== PROVIDED ENTRIES ==
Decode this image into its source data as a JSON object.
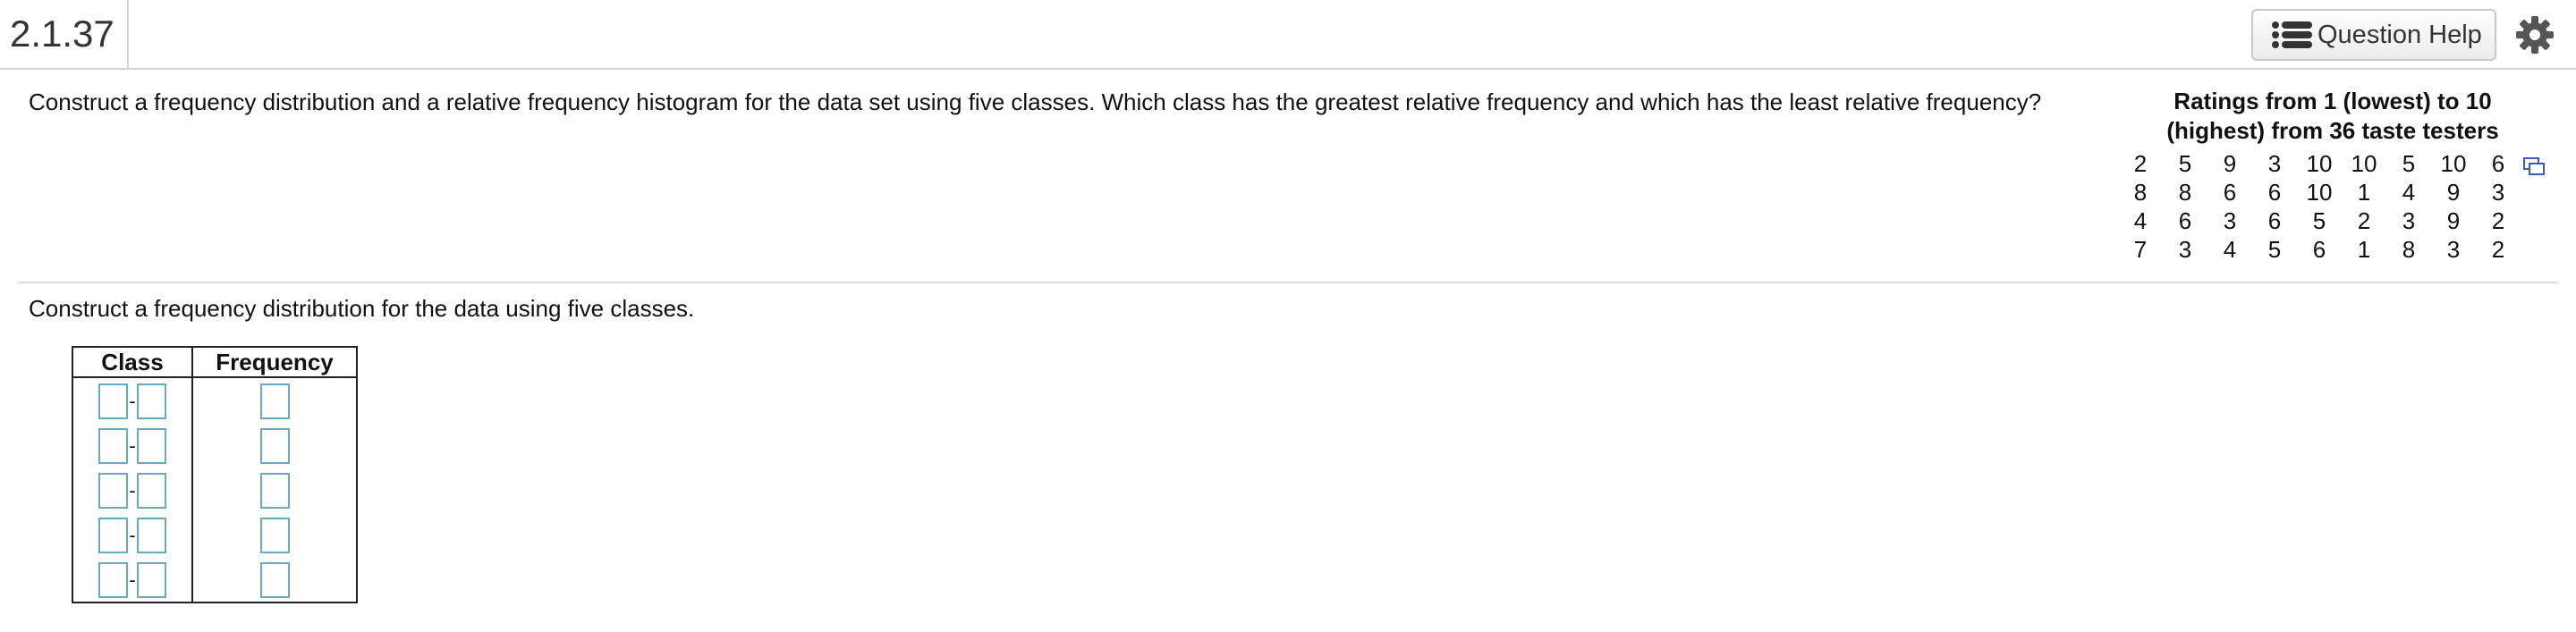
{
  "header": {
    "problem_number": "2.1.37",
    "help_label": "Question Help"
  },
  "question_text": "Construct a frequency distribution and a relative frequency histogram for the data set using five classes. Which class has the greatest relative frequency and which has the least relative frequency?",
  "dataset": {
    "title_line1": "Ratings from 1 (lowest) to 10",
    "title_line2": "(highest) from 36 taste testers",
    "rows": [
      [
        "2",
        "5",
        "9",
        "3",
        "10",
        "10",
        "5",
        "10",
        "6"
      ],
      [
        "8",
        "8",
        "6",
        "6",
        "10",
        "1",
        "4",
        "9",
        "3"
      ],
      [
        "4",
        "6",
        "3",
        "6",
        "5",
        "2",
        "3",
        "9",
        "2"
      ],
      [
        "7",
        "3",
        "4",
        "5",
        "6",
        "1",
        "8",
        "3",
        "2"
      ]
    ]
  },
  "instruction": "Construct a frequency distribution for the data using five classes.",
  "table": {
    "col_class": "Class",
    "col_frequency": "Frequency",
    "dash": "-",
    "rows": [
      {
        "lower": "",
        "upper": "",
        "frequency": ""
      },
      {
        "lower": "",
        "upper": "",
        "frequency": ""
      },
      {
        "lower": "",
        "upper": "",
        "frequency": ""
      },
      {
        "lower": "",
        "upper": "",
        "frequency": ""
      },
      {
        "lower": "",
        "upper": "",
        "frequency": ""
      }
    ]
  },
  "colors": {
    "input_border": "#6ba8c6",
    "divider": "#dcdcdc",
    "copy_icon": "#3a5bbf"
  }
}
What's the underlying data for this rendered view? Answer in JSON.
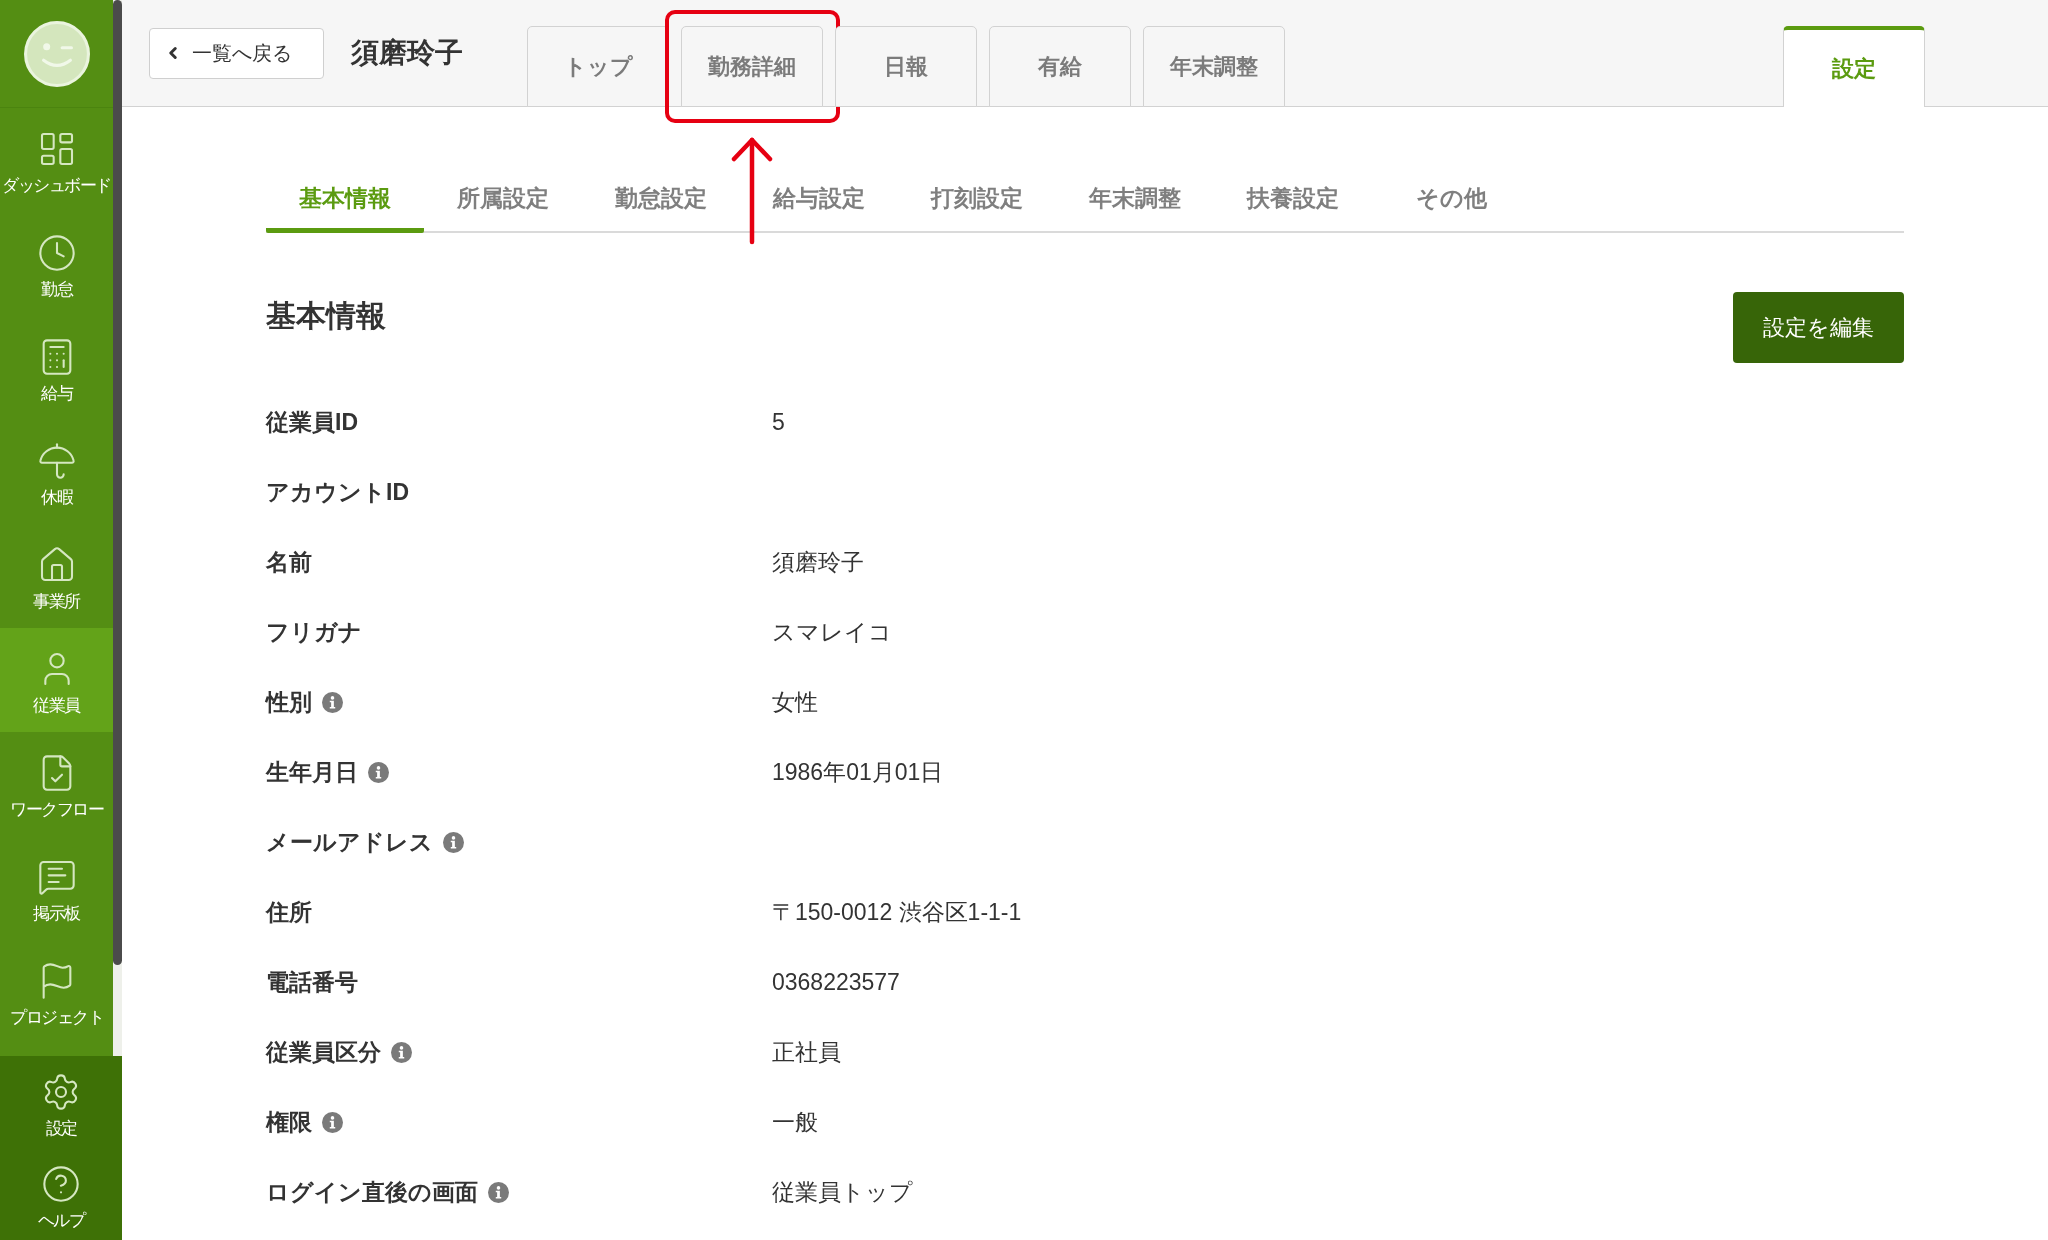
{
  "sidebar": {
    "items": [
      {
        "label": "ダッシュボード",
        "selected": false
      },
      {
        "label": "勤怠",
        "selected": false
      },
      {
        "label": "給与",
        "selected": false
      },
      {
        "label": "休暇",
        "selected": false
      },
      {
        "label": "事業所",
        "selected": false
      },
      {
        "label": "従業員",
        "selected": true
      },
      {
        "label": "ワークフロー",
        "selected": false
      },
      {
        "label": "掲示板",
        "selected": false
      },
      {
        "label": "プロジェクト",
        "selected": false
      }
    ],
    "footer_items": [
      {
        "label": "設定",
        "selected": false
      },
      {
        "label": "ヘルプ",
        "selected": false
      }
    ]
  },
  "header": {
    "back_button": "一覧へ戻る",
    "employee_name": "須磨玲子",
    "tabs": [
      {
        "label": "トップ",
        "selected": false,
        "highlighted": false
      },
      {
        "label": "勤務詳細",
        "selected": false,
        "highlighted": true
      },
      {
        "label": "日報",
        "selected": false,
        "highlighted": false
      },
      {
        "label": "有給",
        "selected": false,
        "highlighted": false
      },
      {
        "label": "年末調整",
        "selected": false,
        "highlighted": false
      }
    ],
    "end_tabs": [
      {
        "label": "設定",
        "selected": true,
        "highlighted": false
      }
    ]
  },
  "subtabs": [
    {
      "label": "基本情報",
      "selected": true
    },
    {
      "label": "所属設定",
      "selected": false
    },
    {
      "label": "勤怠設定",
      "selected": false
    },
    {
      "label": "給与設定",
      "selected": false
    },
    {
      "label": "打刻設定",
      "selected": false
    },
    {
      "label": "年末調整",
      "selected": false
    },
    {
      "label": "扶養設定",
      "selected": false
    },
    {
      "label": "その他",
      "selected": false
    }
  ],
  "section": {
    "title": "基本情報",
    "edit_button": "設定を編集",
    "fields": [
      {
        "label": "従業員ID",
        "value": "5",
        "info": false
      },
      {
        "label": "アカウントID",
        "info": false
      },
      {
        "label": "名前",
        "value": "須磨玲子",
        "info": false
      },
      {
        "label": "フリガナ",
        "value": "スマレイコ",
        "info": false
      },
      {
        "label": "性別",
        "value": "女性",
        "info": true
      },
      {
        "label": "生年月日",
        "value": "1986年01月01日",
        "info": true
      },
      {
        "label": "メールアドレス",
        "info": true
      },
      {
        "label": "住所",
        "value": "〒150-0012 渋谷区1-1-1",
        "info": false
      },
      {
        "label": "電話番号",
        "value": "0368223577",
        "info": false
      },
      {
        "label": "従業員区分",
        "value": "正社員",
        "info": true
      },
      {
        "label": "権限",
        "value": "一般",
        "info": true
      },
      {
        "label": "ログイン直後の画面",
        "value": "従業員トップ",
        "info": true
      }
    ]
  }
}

== WHAT IS EXPECTED ==
Copy the data word for word. Pictures do not go in the copy.

== WORKED ANSWER ==
Decode this image into its source data as a JSON object.
{
  "header": {
    "problem_number": "2.1.37",
    "help_label": "Question Help"
  },
  "question_text": "Construct a frequency distribution and a relative frequency histogram for the data set using five classes. Which class has the greatest relative frequency and which has the least relative frequency?",
  "dataset": {
    "title_line1": "Ratings from 1 (lowest) to 10",
    "title_line2": "(highest) from 36 taste testers",
    "rows": [
      [
        "2",
        "5",
        "9",
        "3",
        "10",
        "10",
        "5",
        "10",
        "6"
      ],
      [
        "8",
        "8",
        "6",
        "6",
        "10",
        "1",
        "4",
        "9",
        "3"
      ],
      [
        "4",
        "6",
        "3",
        "6",
        "5",
        "2",
        "3",
        "9",
        "2"
      ],
      [
        "7",
        "3",
        "4",
        "5",
        "6",
        "1",
        "8",
        "3",
        "2"
      ]
    ]
  },
  "instruction": "Construct a frequency distribution for the data using five classes.",
  "table": {
    "col_class": "Class",
    "col_frequency": "Frequency",
    "dash": "-",
    "rows": [
      {
        "lower": "",
        "upper": "",
        "frequency": ""
      },
      {
        "lower": "",
        "upper": "",
        "frequency": ""
      },
      {
        "lower": "",
        "upper": "",
        "frequency": ""
      },
      {
        "lower": "",
        "upper": "",
        "frequency": ""
      },
      {
        "lower": "",
        "upper": "",
        "frequency": ""
      }
    ]
  },
  "colors": {
    "input_border": "#6ba8c6",
    "divider": "#dcdcdc",
    "copy_icon": "#3a5bbf"
  }
}
What's the underlying data for this rendered view? Answer in JSON.
{
  "sidebar": {
    "items": [
      {
        "label": "ダッシュボード",
        "selected": false
      },
      {
        "label": "勤怠",
        "selected": false
      },
      {
        "label": "給与",
        "selected": false
      },
      {
        "label": "休暇",
        "selected": false
      },
      {
        "label": "事業所",
        "selected": false
      },
      {
        "label": "従業員",
        "selected": true
      },
      {
        "label": "ワークフロー",
        "selected": false
      },
      {
        "label": "掲示板",
        "selected": false
      },
      {
        "label": "プロジェクト",
        "selected": false
      }
    ],
    "footer_items": [
      {
        "label": "設定",
        "selected": false
      },
      {
        "label": "ヘルプ",
        "selected": false
      }
    ]
  },
  "header": {
    "back_button": "一覧へ戻る",
    "employee_name": "須磨玲子",
    "tabs": [
      {
        "label": "トップ",
        "selected": false,
        "highlighted": false
      },
      {
        "label": "勤務詳細",
        "selected": false,
        "highlighted": true
      },
      {
        "label": "日報",
        "selected": false,
        "highlighted": false
      },
      {
        "label": "有給",
        "selected": false,
        "highlighted": false
      },
      {
        "label": "年末調整",
        "selected": false,
        "highlighted": false
      }
    ],
    "end_tabs": [
      {
        "label": "設定",
        "selected": true,
        "highlighted": false
      }
    ]
  },
  "subtabs": [
    {
      "label": "基本情報",
      "selected": true
    },
    {
      "label": "所属設定",
      "selected": false
    },
    {
      "label": "勤怠設定",
      "selected": false
    },
    {
      "label": "給与設定",
      "selected": false
    },
    {
      "label": "打刻設定",
      "selected": false
    },
    {
      "label": "年末調整",
      "selected": false
    },
    {
      "label": "扶養設定",
      "selected": false
    },
    {
      "label": "その他",
      "selected": false
    }
  ],
  "section": {
    "title": "基本情報",
    "edit_button": "設定を編集",
    "fields": [
      {
        "label": "従業員ID",
        "value": "5",
        "info": false
      },
      {
        "label": "アカウントID",
        "info": false
      },
      {
        "label": "名前",
        "value": "須磨玲子",
        "info": false
      },
      {
        "label": "フリガナ",
        "value": "スマレイコ",
        "info": false
      },
      {
        "label": "性別",
        "value": "女性",
        "info": true
      },
      {
        "label": "生年月日",
        "value": "1986年01月01日",
        "info": true
      },
      {
        "label": "メールアドレス",
        "info": true
      },
      {
        "label": "住所",
        "value": "〒150-0012 渋谷区1-1-1",
        "info": false
      },
      {
        "label": "電話番号",
        "value": "0368223577",
        "info": false
      },
      {
        "label": "従業員区分",
        "value": "正社員",
        "info": true
      },
      {
        "label": "権限",
        "value": "一般",
        "info": true
      },
      {
        "label": "ログイン直後の画面",
        "value": "従業員トップ",
        "info": true
      }
    ]
  }
}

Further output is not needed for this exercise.